→ **Task directions**
Reproduce each record exactly.

○ ○ ○ ○ ○

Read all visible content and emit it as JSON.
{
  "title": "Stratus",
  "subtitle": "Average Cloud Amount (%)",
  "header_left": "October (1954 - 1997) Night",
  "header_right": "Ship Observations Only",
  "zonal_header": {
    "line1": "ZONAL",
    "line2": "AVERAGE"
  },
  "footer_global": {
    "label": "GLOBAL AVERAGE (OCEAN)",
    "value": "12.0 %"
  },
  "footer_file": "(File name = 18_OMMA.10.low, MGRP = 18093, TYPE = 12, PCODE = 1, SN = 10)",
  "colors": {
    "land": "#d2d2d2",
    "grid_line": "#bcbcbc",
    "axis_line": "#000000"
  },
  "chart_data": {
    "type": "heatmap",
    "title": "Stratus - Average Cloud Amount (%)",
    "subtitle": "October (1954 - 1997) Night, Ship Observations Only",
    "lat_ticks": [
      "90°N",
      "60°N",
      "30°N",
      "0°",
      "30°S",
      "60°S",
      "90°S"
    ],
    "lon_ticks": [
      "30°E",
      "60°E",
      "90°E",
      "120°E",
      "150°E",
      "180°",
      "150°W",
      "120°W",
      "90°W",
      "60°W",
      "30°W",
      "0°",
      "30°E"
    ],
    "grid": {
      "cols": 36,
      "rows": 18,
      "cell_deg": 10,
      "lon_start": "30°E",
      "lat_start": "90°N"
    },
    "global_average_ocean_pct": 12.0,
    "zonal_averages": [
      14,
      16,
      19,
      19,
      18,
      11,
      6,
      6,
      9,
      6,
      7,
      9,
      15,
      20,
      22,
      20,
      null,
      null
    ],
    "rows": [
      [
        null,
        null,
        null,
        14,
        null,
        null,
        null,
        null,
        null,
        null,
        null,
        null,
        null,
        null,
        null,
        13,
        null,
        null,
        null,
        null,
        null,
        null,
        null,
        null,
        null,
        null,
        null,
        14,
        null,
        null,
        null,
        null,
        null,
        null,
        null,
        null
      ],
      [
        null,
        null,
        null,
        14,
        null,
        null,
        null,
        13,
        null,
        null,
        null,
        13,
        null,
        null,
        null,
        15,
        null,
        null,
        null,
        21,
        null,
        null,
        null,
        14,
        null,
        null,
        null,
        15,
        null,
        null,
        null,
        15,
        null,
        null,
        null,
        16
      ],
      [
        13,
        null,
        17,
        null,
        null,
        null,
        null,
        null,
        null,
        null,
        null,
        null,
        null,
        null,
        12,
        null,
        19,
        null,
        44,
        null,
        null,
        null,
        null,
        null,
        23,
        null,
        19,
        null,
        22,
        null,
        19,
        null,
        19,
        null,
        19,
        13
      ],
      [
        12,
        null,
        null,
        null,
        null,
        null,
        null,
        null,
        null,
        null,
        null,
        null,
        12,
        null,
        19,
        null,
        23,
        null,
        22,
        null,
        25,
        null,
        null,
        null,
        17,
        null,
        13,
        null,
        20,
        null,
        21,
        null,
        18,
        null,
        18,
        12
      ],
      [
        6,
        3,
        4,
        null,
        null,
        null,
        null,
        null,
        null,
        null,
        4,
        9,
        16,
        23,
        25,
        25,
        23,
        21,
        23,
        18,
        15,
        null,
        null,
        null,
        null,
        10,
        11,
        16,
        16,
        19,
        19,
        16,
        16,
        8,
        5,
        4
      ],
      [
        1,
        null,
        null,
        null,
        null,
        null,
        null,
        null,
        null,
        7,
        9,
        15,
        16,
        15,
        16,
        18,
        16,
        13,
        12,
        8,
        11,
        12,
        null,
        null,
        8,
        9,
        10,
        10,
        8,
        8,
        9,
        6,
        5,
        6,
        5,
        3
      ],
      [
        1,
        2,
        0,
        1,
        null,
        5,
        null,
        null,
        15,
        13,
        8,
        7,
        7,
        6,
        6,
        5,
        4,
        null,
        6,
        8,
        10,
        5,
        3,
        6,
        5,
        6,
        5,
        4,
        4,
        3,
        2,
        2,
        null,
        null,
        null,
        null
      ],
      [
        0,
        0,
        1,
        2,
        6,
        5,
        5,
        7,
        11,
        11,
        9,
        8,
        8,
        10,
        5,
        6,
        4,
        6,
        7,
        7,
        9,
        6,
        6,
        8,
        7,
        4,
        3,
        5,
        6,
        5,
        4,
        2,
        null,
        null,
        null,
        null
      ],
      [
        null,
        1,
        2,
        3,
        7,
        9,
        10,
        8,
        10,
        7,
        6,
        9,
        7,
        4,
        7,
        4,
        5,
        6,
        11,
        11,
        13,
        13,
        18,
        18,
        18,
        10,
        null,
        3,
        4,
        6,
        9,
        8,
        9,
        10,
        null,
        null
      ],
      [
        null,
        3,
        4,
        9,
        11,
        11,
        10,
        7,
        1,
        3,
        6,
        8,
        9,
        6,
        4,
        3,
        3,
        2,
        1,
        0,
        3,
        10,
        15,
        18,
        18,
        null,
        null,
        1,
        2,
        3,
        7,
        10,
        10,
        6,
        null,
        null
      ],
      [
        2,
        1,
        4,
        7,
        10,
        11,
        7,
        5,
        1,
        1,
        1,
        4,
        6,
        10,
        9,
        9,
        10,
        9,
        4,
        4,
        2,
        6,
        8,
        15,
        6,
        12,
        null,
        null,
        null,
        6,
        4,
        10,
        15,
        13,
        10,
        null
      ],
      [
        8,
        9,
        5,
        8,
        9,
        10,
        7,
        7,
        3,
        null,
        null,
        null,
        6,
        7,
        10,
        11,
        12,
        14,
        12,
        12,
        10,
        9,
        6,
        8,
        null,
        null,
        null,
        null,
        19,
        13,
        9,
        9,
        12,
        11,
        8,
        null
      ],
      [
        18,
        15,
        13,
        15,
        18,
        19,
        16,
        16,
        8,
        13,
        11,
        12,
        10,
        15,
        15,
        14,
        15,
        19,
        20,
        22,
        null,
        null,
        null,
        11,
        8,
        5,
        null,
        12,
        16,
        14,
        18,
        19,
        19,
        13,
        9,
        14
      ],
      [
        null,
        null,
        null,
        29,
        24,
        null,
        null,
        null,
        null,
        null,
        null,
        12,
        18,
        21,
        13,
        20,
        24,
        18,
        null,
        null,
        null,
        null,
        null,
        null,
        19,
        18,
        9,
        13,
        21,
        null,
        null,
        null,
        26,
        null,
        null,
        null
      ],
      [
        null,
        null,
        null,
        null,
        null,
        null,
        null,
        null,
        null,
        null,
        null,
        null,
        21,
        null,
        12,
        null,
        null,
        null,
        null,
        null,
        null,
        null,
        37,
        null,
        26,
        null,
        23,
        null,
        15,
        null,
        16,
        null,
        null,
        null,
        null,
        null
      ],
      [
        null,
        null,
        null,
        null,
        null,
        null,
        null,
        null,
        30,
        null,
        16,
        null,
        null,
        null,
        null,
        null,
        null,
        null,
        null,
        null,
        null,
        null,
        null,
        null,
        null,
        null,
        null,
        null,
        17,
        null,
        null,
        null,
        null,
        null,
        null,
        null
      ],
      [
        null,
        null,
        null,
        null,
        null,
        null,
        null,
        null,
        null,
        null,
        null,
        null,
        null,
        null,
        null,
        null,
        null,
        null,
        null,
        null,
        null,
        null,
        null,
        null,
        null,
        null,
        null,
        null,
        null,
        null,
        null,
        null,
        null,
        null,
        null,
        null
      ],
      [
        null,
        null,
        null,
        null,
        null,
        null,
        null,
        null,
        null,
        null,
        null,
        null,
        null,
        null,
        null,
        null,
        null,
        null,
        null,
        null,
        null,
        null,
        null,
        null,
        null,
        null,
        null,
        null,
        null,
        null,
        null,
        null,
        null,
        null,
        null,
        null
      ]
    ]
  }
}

○ ○ ○ ○ ○

→ **Expected output**
Read all visible content and emit it as JSON.
{
  "title": "Stratus",
  "subtitle": "Average Cloud Amount (%)",
  "header_left": "October (1954 - 1997) Night",
  "header_right": "Ship Observations Only",
  "zonal_header": {
    "line1": "ZONAL",
    "line2": "AVERAGE"
  },
  "footer_global": {
    "label": "GLOBAL AVERAGE (OCEAN)",
    "value": "12.0 %"
  },
  "footer_file": "(File name = 18_OMMA.10.low, MGRP = 18093, TYPE = 12, PCODE = 1, SN = 10)",
  "colors": {
    "land": "#d2d2d2",
    "grid_line": "#bcbcbc",
    "axis_line": "#000000"
  },
  "chart_data": {
    "type": "heatmap",
    "title": "Stratus - Average Cloud Amount (%)",
    "subtitle": "October (1954 - 1997) Night, Ship Observations Only",
    "lat_ticks": [
      "90°N",
      "60°N",
      "30°N",
      "0°",
      "30°S",
      "60°S",
      "90°S"
    ],
    "lon_ticks": [
      "30°E",
      "60°E",
      "90°E",
      "120°E",
      "150°E",
      "180°",
      "150°W",
      "120°W",
      "90°W",
      "60°W",
      "30°W",
      "0°",
      "30°E"
    ],
    "grid": {
      "cols": 36,
      "rows": 18,
      "cell_deg": 10,
      "lon_start": "30°E",
      "lat_start": "90°N"
    },
    "global_average_ocean_pct": 12.0,
    "zonal_averages": [
      14,
      16,
      19,
      19,
      18,
      11,
      6,
      6,
      9,
      6,
      7,
      9,
      15,
      20,
      22,
      20,
      null,
      null
    ],
    "rows": [
      [
        null,
        null,
        null,
        14,
        null,
        null,
        null,
        null,
        null,
        null,
        null,
        null,
        null,
        null,
        null,
        13,
        null,
        null,
        null,
        null,
        null,
        null,
        null,
        null,
        null,
        null,
        null,
        14,
        null,
        null,
        null,
        null,
        null,
        null,
        null,
        null
      ],
      [
        null,
        null,
        null,
        14,
        null,
        null,
        null,
        13,
        null,
        null,
        null,
        13,
        null,
        null,
        null,
        15,
        null,
        null,
        null,
        21,
        null,
        null,
        null,
        14,
        null,
        null,
        null,
        15,
        null,
        null,
        null,
        15,
        null,
        null,
        null,
        16
      ],
      [
        13,
        null,
        17,
        null,
        null,
        null,
        null,
        null,
        null,
        null,
        null,
        null,
        null,
        null,
        12,
        null,
        19,
        null,
        44,
        null,
        null,
        null,
        null,
        null,
        23,
        null,
        19,
        null,
        22,
        null,
        19,
        null,
        19,
        null,
        19,
        13
      ],
      [
        12,
        null,
        null,
        null,
        null,
        null,
        null,
        null,
        null,
        null,
        null,
        null,
        12,
        null,
        19,
        null,
        23,
        null,
        22,
        null,
        25,
        null,
        null,
        null,
        17,
        null,
        13,
        null,
        20,
        null,
        21,
        null,
        18,
        null,
        18,
        12
      ],
      [
        6,
        3,
        4,
        null,
        null,
        null,
        null,
        null,
        null,
        null,
        4,
        9,
        16,
        23,
        25,
        25,
        23,
        21,
        23,
        18,
        15,
        null,
        null,
        null,
        null,
        10,
        11,
        16,
        16,
        19,
        19,
        16,
        16,
        8,
        5,
        4
      ],
      [
        1,
        null,
        null,
        null,
        null,
        null,
        null,
        null,
        null,
        7,
        9,
        15,
        16,
        15,
        16,
        18,
        16,
        13,
        12,
        8,
        11,
        12,
        null,
        null,
        8,
        9,
        10,
        10,
        8,
        8,
        9,
        6,
        5,
        6,
        5,
        3
      ],
      [
        1,
        2,
        0,
        1,
        null,
        5,
        null,
        null,
        15,
        13,
        8,
        7,
        7,
        6,
        6,
        5,
        4,
        null,
        6,
        8,
        10,
        5,
        3,
        6,
        5,
        6,
        5,
        4,
        4,
        3,
        2,
        2,
        null,
        null,
        null,
        null
      ],
      [
        0,
        0,
        1,
        2,
        6,
        5,
        5,
        7,
        11,
        11,
        9,
        8,
        8,
        10,
        5,
        6,
        4,
        6,
        7,
        7,
        9,
        6,
        6,
        8,
        7,
        4,
        3,
        5,
        6,
        5,
        4,
        2,
        null,
        null,
        null,
        null
      ],
      [
        null,
        1,
        2,
        3,
        7,
        9,
        10,
        8,
        10,
        7,
        6,
        9,
        7,
        4,
        7,
        4,
        5,
        6,
        11,
        11,
        13,
        13,
        18,
        18,
        18,
        10,
        null,
        3,
        4,
        6,
        9,
        8,
        9,
        10,
        null,
        null
      ],
      [
        null,
        3,
        4,
        9,
        11,
        11,
        10,
        7,
        1,
        3,
        6,
        8,
        9,
        6,
        4,
        3,
        3,
        2,
        1,
        0,
        3,
        10,
        15,
        18,
        18,
        null,
        null,
        1,
        2,
        3,
        7,
        10,
        10,
        6,
        null,
        null
      ],
      [
        2,
        1,
        4,
        7,
        10,
        11,
        7,
        5,
        1,
        1,
        1,
        4,
        6,
        10,
        9,
        9,
        10,
        9,
        4,
        4,
        2,
        6,
        8,
        15,
        6,
        12,
        null,
        null,
        null,
        6,
        4,
        10,
        15,
        13,
        10,
        null
      ],
      [
        8,
        9,
        5,
        8,
        9,
        10,
        7,
        7,
        3,
        null,
        null,
        null,
        6,
        7,
        10,
        11,
        12,
        14,
        12,
        12,
        10,
        9,
        6,
        8,
        null,
        null,
        null,
        null,
        19,
        13,
        9,
        9,
        12,
        11,
        8,
        null
      ],
      [
        18,
        15,
        13,
        15,
        18,
        19,
        16,
        16,
        8,
        13,
        11,
        12,
        10,
        15,
        15,
        14,
        15,
        19,
        20,
        22,
        null,
        null,
        null,
        11,
        8,
        5,
        null,
        12,
        16,
        14,
        18,
        19,
        19,
        13,
        9,
        14
      ],
      [
        null,
        null,
        null,
        29,
        24,
        null,
        null,
        null,
        null,
        null,
        null,
        12,
        18,
        21,
        13,
        20,
        24,
        18,
        null,
        null,
        null,
        null,
        null,
        null,
        19,
        18,
        9,
        13,
        21,
        null,
        null,
        null,
        26,
        null,
        null,
        null
      ],
      [
        null,
        null,
        null,
        null,
        null,
        null,
        null,
        null,
        null,
        null,
        null,
        null,
        21,
        null,
        12,
        null,
        null,
        null,
        null,
        null,
        null,
        null,
        37,
        null,
        26,
        null,
        23,
        null,
        15,
        null,
        16,
        null,
        null,
        null,
        null,
        null
      ],
      [
        null,
        null,
        null,
        null,
        null,
        null,
        null,
        null,
        30,
        null,
        16,
        null,
        null,
        null,
        null,
        null,
        null,
        null,
        null,
        null,
        null,
        null,
        null,
        null,
        null,
        null,
        null,
        null,
        17,
        null,
        null,
        null,
        null,
        null,
        null,
        null
      ],
      [
        null,
        null,
        null,
        null,
        null,
        null,
        null,
        null,
        null,
        null,
        null,
        null,
        null,
        null,
        null,
        null,
        null,
        null,
        null,
        null,
        null,
        null,
        null,
        null,
        null,
        null,
        null,
        null,
        null,
        null,
        null,
        null,
        null,
        null,
        null,
        null
      ],
      [
        null,
        null,
        null,
        null,
        null,
        null,
        null,
        null,
        null,
        null,
        null,
        null,
        null,
        null,
        null,
        null,
        null,
        null,
        null,
        null,
        null,
        null,
        null,
        null,
        null,
        null,
        null,
        null,
        null,
        null,
        null,
        null,
        null,
        null,
        null,
        null
      ]
    ]
  }
}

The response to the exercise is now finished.